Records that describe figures
——————

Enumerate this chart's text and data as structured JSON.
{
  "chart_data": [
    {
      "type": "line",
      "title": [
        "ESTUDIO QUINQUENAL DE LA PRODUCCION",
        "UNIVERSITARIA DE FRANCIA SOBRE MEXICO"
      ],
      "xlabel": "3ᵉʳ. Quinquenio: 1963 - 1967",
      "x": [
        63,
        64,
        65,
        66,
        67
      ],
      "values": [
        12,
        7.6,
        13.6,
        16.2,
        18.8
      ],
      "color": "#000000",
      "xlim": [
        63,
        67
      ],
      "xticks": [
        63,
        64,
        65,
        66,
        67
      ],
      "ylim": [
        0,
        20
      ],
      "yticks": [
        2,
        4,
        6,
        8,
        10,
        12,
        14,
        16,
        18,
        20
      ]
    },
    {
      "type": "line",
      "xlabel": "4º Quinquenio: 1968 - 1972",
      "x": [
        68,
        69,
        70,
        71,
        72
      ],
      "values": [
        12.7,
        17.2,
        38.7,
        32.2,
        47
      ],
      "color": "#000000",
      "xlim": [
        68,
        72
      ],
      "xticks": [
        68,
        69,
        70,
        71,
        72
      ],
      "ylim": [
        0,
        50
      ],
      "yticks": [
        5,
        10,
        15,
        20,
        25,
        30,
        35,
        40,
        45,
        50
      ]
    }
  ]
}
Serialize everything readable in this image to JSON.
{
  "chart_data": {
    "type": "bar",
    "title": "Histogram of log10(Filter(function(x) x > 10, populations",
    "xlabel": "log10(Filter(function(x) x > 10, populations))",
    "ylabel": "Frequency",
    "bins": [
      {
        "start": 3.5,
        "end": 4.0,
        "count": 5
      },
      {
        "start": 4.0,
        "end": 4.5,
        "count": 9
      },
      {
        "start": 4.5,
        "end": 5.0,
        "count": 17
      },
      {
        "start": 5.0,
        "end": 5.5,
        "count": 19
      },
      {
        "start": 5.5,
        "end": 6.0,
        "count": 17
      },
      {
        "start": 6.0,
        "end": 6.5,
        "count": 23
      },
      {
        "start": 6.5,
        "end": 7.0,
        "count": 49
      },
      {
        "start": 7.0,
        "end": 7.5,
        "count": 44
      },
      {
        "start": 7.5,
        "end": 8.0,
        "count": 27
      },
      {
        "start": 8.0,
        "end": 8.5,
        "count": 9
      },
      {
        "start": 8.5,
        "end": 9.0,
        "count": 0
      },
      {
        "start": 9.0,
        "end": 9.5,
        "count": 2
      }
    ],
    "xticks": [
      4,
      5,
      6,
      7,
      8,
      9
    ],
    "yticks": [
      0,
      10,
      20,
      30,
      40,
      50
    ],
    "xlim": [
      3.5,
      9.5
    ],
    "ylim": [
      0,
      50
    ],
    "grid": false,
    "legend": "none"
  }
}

——————

Transcribe the full listing above without leaving anything out.

▸ RESPONSE TO THE TASK:
Enumerate this chart's text and data as structured JSON.
{
  "chart_data": [
    {
      "type": "line",
      "title": [
        "ESTUDIO QUINQUENAL DE LA PRODUCCION",
        "UNIVERSITARIA DE FRANCIA SOBRE MEXICO"
      ],
      "xlabel": "3ᵉʳ. Quinquenio: 1963 - 1967",
      "x": [
        63,
        64,
        65,
        66,
        67
      ],
      "values": [
        12,
        7.6,
        13.6,
        16.2,
        18.8
      ],
      "color": "#000000",
      "xlim": [
        63,
        67
      ],
      "xticks": [
        63,
        64,
        65,
        66,
        67
      ],
      "ylim": [
        0,
        20
      ],
      "yticks": [
        2,
        4,
        6,
        8,
        10,
        12,
        14,
        16,
        18,
        20
      ]
    },
    {
      "type": "line",
      "xlabel": "4º Quinquenio: 1968 - 1972",
      "x": [
        68,
        69,
        70,
        71,
        72
      ],
      "values": [
        12.7,
        17.2,
        38.7,
        32.2,
        47
      ],
      "color": "#000000",
      "xlim": [
        68,
        72
      ],
      "xticks": [
        68,
        69,
        70,
        71,
        72
      ],
      "ylim": [
        0,
        50
      ],
      "yticks": [
        5,
        10,
        15,
        20,
        25,
        30,
        35,
        40,
        45,
        50
      ]
    }
  ]
}
Serialize everything readable in this image to JSON.
{
  "chart_data": {
    "type": "bar",
    "title": "Histogram of log10(Filter(function(x) x > 10, populations",
    "xlabel": "log10(Filter(function(x) x > 10, populations))",
    "ylabel": "Frequency",
    "bins": [
      {
        "start": 3.5,
        "end": 4.0,
        "count": 5
      },
      {
        "start": 4.0,
        "end": 4.5,
        "count": 9
      },
      {
        "start": 4.5,
        "end": 5.0,
        "count": 17
      },
      {
        "start": 5.0,
        "end": 5.5,
        "count": 19
      },
      {
        "start": 5.5,
        "end": 6.0,
        "count": 17
      },
      {
        "start": 6.0,
        "end": 6.5,
        "count": 23
      },
      {
        "start": 6.5,
        "end": 7.0,
        "count": 49
      },
      {
        "start": 7.0,
        "end": 7.5,
        "count": 44
      },
      {
        "start": 7.5,
        "end": 8.0,
        "count": 27
      },
      {
        "start": 8.0,
        "end": 8.5,
        "count": 9
      },
      {
        "start": 8.5,
        "end": 9.0,
        "count": 0
      },
      {
        "start": 9.0,
        "end": 9.5,
        "count": 2
      }
    ],
    "xticks": [
      4,
      5,
      6,
      7,
      8,
      9
    ],
    "yticks": [
      0,
      10,
      20,
      30,
      40,
      50
    ],
    "xlim": [
      3.5,
      9.5
    ],
    "ylim": [
      0,
      50
    ],
    "grid": false,
    "legend": "none"
  }
}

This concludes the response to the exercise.